## [AIM OF THE EXERCISE]
Pull out every line with the word "Steeler".

## [INPUT ROWS]
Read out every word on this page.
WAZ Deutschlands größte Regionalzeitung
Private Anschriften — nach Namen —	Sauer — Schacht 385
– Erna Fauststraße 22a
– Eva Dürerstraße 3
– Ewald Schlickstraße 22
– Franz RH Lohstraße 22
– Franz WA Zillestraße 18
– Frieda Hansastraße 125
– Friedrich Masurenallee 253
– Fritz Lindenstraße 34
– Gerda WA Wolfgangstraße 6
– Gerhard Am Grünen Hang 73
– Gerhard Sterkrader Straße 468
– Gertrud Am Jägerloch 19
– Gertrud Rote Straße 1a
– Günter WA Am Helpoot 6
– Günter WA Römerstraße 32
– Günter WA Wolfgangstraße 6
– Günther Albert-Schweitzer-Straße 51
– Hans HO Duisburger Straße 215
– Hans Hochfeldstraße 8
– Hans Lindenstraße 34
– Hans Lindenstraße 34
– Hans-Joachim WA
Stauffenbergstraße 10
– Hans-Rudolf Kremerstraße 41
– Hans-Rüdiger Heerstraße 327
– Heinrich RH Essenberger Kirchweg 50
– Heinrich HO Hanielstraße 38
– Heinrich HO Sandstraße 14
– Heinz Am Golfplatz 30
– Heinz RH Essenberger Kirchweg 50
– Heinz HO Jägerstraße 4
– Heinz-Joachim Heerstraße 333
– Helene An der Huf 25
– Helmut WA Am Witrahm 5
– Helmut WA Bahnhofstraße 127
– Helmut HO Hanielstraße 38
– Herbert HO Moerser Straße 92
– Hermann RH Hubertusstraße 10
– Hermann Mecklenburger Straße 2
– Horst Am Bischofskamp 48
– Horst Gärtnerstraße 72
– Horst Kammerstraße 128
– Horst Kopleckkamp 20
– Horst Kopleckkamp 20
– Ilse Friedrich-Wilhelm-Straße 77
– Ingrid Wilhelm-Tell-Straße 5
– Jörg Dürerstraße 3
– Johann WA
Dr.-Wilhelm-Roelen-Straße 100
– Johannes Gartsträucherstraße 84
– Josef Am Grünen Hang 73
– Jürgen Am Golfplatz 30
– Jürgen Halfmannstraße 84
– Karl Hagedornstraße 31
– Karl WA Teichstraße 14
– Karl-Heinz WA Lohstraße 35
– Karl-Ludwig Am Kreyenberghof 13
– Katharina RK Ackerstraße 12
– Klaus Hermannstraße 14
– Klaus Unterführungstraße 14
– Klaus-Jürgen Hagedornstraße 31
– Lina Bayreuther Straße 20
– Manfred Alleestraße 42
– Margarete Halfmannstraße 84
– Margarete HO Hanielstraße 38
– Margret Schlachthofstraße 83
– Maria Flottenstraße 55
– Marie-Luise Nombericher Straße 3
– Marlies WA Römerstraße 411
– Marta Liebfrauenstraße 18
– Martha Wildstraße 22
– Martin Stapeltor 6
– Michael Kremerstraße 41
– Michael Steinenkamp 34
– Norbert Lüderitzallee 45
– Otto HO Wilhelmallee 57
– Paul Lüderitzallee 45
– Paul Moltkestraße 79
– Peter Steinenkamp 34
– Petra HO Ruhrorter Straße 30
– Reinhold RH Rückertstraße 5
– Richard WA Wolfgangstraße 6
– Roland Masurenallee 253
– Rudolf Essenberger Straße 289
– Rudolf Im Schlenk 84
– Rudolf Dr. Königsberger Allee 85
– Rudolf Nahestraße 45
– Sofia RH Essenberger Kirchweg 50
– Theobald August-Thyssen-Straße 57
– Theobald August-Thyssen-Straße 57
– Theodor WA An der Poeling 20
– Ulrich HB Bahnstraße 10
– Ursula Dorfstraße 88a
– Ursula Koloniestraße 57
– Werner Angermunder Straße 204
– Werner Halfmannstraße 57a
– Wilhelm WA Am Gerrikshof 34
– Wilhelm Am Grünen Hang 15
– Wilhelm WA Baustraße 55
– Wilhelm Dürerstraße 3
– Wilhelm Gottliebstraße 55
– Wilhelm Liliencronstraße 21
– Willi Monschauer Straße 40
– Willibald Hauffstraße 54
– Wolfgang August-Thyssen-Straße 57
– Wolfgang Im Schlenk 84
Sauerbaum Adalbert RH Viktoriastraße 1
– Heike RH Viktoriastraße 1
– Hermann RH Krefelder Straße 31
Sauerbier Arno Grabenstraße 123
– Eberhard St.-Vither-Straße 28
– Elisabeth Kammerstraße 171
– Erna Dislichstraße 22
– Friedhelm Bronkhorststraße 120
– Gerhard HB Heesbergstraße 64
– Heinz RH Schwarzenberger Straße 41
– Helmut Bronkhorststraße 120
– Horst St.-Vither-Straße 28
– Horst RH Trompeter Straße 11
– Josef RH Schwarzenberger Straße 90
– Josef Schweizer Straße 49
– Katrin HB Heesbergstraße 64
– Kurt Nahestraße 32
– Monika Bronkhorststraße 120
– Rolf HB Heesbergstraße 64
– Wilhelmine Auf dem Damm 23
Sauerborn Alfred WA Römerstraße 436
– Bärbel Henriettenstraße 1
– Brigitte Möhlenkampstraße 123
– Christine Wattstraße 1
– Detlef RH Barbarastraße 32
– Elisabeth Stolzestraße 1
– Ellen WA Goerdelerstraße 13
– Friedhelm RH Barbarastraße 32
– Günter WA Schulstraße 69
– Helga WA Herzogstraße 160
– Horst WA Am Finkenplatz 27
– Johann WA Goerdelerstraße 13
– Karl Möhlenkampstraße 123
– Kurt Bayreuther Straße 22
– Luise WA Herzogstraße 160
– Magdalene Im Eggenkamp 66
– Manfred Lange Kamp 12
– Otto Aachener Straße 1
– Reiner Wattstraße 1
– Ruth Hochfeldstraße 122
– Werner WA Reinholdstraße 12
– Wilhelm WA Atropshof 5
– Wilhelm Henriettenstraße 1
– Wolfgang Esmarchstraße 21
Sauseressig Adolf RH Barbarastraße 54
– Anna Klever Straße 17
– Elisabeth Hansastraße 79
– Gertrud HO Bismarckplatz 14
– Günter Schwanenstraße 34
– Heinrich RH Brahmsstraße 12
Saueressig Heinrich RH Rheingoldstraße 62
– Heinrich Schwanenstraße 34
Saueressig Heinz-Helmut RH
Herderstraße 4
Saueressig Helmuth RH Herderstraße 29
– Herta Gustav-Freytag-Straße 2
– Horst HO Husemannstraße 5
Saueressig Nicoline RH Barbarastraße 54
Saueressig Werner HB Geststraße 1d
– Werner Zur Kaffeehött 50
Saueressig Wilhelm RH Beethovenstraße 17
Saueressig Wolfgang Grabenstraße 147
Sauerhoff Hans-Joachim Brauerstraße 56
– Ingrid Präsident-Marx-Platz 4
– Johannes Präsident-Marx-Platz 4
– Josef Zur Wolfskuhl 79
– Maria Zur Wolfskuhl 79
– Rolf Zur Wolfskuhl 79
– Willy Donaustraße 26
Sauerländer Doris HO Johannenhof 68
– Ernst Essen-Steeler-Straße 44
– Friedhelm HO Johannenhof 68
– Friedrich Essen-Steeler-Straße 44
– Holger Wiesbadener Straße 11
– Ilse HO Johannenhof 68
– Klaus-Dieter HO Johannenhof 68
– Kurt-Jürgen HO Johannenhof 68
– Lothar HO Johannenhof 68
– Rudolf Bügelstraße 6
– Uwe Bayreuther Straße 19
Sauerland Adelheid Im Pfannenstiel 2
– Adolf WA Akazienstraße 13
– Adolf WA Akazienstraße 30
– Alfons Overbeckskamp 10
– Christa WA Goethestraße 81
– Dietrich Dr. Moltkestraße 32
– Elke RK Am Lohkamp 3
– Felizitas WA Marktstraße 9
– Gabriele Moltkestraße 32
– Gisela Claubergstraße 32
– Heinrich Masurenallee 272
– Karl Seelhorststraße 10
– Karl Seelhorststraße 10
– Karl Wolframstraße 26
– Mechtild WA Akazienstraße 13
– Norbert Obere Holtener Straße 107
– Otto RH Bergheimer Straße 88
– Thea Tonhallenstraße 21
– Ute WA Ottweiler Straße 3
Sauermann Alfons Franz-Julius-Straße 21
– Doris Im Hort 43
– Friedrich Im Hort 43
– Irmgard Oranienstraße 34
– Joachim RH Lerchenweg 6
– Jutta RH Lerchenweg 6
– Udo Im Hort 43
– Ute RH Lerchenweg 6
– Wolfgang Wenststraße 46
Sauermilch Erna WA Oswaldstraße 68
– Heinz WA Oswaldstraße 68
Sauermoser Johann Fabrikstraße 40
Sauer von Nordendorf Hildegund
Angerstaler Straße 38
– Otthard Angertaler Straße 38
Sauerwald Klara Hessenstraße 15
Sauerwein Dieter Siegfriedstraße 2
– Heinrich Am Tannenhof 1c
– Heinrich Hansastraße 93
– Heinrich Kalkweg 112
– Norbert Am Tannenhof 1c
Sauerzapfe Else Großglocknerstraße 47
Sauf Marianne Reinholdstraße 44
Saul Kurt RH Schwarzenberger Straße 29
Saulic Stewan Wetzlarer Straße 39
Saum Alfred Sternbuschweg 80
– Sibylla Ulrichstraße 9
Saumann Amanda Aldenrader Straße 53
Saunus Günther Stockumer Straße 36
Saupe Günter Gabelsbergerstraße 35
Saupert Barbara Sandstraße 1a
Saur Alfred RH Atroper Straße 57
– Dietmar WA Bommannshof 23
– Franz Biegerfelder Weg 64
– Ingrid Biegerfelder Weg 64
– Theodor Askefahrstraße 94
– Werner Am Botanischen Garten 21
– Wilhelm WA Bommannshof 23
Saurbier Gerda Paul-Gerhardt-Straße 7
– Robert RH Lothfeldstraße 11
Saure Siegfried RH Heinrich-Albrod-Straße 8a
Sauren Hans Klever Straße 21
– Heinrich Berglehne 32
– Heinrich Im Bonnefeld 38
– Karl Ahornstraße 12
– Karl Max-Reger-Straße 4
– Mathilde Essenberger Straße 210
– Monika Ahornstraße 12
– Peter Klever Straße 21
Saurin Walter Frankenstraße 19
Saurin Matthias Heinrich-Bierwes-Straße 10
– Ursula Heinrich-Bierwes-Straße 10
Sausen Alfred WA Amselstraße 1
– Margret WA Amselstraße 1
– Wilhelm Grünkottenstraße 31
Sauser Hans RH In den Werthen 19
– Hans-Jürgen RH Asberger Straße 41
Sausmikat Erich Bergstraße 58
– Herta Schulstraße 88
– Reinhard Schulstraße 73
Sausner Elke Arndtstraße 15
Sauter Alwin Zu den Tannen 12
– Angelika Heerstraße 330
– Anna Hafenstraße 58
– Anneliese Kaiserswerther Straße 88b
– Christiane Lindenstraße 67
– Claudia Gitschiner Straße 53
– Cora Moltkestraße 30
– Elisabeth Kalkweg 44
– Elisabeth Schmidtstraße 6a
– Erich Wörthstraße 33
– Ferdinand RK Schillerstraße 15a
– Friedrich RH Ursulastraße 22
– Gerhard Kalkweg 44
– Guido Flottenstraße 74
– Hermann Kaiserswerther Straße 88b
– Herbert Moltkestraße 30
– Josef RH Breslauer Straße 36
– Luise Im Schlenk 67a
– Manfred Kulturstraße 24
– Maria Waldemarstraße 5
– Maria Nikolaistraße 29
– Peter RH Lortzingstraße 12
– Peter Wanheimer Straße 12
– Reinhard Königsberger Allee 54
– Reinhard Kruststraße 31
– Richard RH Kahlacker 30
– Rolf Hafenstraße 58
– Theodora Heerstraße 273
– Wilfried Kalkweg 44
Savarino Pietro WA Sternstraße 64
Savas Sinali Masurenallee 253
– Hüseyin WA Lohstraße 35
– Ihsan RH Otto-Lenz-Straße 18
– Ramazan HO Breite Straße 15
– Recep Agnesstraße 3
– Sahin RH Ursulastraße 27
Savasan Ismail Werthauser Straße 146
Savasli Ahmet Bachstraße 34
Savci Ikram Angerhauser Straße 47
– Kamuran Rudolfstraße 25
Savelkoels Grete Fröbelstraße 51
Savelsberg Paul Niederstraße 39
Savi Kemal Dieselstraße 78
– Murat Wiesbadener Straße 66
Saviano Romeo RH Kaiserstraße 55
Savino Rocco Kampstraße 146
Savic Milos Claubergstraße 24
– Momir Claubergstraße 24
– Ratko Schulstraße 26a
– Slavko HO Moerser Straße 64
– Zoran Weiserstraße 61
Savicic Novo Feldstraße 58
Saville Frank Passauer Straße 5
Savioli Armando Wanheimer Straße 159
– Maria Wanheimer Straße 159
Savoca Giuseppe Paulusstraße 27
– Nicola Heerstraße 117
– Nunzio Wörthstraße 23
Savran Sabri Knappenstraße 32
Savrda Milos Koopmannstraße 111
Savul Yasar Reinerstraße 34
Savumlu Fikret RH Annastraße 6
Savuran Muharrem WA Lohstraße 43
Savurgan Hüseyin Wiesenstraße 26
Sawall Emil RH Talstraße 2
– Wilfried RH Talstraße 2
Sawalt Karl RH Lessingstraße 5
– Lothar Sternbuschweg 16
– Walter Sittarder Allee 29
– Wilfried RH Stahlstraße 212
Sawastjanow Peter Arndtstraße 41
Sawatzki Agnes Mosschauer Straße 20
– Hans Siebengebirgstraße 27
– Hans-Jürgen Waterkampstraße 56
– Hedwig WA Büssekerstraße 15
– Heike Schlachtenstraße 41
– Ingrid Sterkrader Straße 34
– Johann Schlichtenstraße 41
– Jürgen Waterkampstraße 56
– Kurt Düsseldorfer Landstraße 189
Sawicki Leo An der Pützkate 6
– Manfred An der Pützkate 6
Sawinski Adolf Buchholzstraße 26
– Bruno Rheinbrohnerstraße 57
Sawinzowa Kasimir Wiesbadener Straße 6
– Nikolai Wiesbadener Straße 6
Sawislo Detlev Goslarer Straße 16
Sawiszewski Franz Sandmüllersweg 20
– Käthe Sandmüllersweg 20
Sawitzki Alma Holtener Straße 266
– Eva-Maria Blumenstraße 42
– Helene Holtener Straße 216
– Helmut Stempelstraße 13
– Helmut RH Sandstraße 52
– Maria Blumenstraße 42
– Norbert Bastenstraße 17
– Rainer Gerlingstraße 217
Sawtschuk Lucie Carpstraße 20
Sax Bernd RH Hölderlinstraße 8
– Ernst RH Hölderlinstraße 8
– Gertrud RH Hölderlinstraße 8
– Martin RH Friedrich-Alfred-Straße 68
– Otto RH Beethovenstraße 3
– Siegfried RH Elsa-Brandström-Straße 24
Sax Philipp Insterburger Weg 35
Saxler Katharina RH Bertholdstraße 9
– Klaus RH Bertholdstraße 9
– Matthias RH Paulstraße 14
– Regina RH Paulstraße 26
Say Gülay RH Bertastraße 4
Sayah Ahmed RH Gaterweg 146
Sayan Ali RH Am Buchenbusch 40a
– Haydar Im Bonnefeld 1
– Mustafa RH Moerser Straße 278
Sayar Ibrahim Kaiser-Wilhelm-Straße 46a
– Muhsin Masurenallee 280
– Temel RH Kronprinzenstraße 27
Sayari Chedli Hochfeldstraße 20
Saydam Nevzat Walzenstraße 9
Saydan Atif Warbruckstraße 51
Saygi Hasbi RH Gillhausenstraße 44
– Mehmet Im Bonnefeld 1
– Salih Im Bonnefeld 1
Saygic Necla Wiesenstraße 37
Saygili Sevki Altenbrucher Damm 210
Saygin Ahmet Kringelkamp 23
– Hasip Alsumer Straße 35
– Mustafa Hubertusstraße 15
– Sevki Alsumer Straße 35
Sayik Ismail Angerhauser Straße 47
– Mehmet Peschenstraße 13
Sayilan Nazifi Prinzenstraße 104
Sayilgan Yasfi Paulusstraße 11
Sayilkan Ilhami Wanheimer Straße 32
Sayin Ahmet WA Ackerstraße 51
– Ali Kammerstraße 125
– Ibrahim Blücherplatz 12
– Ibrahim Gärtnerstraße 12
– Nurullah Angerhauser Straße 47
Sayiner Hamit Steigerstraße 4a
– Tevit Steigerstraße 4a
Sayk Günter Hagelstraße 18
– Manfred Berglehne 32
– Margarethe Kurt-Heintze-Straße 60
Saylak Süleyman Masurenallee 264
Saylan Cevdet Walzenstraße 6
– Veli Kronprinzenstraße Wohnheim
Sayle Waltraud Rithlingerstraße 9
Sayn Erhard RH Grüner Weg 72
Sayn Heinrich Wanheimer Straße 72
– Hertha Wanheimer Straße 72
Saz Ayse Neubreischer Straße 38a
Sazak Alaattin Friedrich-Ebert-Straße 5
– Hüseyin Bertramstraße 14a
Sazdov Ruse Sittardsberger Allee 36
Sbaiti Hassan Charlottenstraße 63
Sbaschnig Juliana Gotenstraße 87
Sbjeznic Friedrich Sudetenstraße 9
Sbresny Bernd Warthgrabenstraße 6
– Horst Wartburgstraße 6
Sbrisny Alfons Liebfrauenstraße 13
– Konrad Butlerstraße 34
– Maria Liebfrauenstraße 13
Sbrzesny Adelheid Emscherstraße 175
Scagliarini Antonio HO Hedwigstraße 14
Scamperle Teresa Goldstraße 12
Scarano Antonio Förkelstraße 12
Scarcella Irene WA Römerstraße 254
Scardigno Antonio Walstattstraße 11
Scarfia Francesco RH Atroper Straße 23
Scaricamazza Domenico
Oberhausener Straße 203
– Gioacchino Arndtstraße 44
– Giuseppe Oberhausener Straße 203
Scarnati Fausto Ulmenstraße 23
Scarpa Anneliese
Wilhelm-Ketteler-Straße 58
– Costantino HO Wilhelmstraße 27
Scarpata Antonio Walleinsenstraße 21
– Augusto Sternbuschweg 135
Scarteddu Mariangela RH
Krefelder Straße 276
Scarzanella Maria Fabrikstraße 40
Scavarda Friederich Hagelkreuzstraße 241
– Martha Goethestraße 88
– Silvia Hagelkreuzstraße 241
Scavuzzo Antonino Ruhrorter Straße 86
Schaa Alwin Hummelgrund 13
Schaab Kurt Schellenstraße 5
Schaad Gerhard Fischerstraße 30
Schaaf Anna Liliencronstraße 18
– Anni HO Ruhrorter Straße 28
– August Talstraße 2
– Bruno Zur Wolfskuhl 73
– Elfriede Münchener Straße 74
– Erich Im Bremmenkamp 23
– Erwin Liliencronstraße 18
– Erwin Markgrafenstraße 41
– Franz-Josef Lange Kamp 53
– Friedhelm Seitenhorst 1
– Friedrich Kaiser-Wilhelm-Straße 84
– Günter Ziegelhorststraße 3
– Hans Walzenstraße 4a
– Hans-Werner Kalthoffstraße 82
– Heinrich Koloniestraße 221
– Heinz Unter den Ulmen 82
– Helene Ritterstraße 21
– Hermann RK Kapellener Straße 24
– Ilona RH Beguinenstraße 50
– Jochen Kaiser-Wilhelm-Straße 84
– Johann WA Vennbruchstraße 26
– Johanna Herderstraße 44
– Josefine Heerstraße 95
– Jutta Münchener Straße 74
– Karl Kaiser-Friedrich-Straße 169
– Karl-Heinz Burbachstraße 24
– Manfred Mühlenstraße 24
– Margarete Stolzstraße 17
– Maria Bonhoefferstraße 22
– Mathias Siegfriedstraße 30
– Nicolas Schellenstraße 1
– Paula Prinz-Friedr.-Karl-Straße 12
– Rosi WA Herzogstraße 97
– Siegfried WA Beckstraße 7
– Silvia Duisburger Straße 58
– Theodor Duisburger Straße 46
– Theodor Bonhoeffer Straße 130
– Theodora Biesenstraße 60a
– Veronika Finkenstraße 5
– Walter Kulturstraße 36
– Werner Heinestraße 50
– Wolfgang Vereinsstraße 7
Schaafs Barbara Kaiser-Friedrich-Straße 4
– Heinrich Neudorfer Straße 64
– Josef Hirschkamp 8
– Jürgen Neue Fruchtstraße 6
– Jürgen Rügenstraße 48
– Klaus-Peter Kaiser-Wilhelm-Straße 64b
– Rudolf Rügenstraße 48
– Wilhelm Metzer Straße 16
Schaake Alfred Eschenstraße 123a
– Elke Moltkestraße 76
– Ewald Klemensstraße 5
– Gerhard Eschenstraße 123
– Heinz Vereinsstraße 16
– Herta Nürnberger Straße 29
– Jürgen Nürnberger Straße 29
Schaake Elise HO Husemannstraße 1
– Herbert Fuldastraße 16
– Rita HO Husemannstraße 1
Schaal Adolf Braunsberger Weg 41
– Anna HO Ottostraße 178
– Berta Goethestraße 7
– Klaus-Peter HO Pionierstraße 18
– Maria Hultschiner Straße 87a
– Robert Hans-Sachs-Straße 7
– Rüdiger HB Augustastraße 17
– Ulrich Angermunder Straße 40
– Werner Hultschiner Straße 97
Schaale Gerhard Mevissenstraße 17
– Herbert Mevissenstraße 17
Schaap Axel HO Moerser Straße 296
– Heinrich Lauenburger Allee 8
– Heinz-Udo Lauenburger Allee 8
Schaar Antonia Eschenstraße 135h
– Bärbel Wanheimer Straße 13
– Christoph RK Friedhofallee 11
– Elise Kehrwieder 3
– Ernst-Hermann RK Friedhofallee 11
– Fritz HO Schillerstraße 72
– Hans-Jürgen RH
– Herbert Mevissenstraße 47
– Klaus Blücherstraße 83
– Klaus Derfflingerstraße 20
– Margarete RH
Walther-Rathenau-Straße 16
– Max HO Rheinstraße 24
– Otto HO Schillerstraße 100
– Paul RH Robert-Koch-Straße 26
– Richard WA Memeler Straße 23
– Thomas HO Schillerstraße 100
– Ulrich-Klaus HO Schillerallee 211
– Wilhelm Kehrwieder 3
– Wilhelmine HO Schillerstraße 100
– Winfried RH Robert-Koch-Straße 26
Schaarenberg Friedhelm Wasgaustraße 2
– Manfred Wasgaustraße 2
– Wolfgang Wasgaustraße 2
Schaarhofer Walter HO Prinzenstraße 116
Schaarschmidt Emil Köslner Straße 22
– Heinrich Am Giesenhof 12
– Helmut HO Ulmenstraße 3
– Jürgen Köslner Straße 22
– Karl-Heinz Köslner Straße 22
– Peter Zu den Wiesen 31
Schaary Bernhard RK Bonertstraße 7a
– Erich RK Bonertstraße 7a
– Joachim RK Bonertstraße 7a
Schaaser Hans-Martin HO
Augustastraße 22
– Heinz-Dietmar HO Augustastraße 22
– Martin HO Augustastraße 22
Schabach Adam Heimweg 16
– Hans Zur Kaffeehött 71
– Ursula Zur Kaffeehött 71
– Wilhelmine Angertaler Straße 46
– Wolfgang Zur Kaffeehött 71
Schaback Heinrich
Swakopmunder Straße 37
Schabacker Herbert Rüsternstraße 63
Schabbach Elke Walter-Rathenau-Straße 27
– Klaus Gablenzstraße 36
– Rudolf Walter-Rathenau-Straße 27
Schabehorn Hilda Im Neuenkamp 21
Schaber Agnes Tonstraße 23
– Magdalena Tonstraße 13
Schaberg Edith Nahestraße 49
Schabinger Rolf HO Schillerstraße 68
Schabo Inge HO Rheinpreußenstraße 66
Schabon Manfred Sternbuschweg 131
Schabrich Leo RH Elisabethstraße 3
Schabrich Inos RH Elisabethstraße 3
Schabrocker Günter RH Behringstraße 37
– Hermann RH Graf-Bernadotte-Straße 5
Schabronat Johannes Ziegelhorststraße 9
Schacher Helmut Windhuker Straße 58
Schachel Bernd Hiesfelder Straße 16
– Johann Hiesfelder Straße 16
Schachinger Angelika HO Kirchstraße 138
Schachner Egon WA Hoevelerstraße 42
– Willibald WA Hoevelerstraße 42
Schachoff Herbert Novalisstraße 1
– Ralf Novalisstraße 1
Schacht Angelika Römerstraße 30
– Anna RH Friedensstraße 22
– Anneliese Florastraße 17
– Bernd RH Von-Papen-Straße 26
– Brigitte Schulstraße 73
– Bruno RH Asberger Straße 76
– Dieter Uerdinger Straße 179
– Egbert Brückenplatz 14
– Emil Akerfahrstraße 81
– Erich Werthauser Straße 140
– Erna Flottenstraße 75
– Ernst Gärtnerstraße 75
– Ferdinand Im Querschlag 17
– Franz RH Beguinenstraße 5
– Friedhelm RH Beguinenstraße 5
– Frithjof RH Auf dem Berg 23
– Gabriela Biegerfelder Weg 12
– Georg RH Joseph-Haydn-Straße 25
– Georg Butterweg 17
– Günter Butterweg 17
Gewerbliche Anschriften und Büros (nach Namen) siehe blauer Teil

## [THE RESPONSE]
– Ernst Essen-Steeler-Straße 44
– Friedrich Essen-Steeler-Straße 44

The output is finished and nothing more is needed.